Records contained in a dataset:
◆ ◆ ◆ ◆ ◆ ◆ ◆

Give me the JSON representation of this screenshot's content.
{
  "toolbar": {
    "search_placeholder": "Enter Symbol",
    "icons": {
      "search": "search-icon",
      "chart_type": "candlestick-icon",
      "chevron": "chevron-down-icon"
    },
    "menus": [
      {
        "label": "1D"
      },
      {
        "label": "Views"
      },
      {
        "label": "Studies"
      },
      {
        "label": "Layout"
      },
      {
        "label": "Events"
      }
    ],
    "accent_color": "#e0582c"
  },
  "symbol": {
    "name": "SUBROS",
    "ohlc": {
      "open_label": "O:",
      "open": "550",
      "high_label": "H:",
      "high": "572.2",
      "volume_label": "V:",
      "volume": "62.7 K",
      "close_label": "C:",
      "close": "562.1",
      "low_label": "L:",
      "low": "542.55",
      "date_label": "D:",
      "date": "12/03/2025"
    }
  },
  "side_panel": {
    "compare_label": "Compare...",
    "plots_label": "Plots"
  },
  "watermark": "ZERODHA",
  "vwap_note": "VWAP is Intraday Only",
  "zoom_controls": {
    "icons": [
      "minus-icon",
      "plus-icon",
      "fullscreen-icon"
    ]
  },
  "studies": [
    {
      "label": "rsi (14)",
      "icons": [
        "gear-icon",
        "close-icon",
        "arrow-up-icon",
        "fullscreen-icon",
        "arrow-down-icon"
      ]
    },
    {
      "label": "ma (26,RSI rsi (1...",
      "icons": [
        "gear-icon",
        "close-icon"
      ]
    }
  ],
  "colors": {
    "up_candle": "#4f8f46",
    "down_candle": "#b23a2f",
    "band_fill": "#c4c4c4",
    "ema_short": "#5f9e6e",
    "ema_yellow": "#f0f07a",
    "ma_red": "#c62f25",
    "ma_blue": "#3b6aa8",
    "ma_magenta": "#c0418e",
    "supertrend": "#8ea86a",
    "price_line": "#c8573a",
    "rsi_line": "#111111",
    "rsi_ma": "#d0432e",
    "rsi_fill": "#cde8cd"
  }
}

◆ ◆ ◆ ◆ ◆ ◆ ◆

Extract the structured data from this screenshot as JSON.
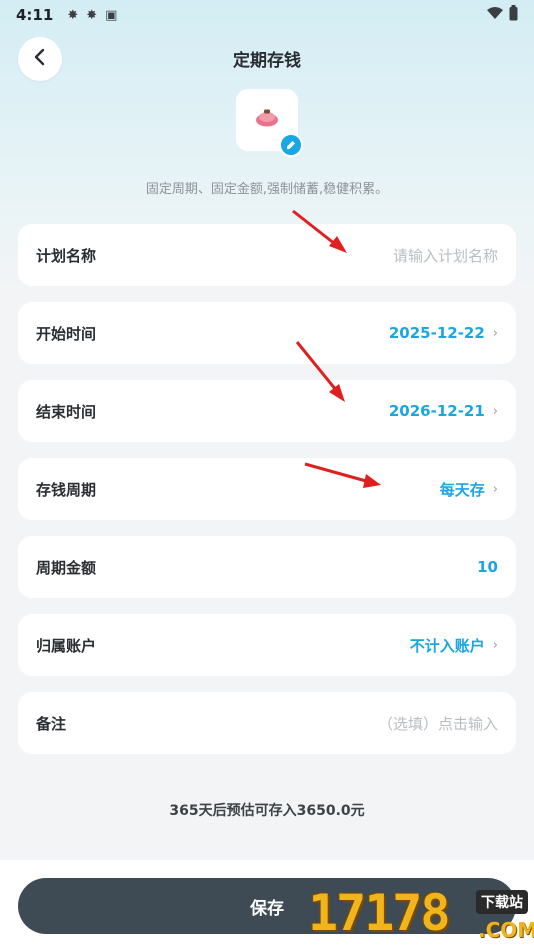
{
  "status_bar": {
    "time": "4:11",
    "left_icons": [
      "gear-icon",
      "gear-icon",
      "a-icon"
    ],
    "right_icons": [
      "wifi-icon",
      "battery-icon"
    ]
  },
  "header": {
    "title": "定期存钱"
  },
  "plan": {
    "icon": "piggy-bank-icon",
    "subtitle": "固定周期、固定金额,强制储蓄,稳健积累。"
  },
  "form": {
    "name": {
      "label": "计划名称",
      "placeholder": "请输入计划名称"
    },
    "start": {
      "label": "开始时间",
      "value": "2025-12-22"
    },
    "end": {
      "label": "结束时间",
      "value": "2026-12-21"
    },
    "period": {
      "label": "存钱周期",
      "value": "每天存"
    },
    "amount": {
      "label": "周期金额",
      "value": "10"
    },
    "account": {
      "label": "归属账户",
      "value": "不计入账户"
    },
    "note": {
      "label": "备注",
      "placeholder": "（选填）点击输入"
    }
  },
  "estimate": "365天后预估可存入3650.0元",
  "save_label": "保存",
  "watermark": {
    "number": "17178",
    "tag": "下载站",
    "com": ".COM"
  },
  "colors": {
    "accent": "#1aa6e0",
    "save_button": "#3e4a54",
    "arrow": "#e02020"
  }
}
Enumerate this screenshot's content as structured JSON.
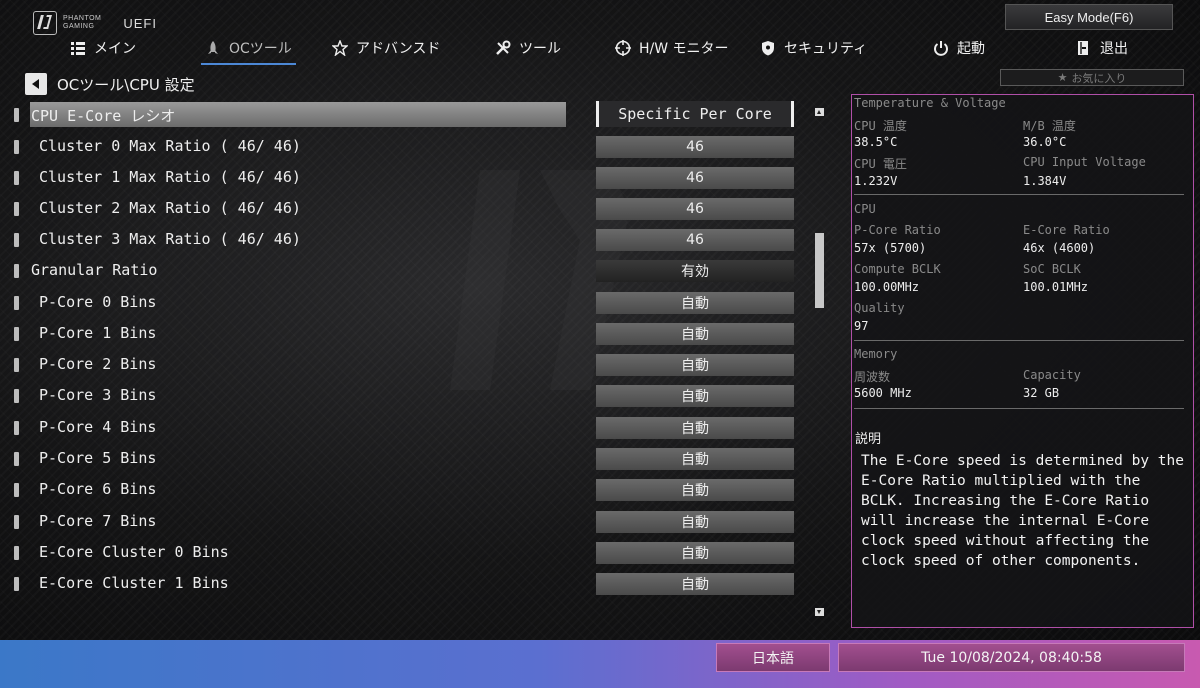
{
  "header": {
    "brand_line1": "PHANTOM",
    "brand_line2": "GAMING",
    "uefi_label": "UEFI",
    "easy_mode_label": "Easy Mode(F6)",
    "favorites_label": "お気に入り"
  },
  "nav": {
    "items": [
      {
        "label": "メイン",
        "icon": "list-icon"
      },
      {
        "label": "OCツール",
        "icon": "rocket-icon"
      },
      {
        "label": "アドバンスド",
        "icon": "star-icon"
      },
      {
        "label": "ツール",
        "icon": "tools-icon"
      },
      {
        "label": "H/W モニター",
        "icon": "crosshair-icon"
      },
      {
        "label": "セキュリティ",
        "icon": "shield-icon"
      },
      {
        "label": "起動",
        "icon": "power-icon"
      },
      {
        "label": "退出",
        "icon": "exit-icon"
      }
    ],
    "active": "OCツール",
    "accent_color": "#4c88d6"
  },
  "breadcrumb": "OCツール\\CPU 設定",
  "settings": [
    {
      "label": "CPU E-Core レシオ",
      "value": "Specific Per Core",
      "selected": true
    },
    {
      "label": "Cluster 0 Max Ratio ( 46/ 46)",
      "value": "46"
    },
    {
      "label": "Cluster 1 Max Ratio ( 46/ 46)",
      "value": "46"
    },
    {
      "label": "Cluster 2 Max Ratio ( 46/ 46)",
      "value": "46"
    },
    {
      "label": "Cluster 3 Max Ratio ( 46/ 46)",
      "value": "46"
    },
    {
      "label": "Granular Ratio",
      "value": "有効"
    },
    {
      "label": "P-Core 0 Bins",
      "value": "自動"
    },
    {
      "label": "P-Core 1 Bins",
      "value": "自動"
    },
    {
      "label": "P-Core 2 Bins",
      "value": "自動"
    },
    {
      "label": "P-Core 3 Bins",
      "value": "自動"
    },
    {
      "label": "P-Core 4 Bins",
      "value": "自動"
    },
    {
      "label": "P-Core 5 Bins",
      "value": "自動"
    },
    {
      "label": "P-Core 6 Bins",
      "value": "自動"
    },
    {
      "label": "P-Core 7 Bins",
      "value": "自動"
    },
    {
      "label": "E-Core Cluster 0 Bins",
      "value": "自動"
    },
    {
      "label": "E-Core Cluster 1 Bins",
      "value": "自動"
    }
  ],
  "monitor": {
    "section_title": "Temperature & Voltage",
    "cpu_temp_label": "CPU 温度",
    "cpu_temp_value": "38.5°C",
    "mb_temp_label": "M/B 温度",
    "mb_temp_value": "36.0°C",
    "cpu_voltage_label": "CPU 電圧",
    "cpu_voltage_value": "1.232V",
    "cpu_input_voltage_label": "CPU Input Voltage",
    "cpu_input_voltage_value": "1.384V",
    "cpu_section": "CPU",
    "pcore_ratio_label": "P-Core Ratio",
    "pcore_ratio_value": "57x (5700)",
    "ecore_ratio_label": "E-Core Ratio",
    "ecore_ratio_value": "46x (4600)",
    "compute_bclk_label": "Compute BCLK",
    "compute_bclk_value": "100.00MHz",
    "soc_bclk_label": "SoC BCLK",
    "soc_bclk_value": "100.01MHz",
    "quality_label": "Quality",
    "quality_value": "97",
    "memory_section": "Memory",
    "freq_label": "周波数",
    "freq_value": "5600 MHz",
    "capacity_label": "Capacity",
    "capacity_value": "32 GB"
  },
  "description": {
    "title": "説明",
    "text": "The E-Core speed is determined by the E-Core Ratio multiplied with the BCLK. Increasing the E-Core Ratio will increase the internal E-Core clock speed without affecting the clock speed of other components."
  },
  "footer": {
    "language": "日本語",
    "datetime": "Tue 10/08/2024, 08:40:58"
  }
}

◆ ◆ ◆ ◆ ◆ ◆ ◆

# EXERCISE DIRECTIONS:
Using the listing above, pull out all lines that hold the word "screenshot".

# RESPONSE:
Give me the JSON representation of this screenshot's content.
Extract the structured data from this screenshot as JSON.
Enumerate this screenshot's content as structured JSON.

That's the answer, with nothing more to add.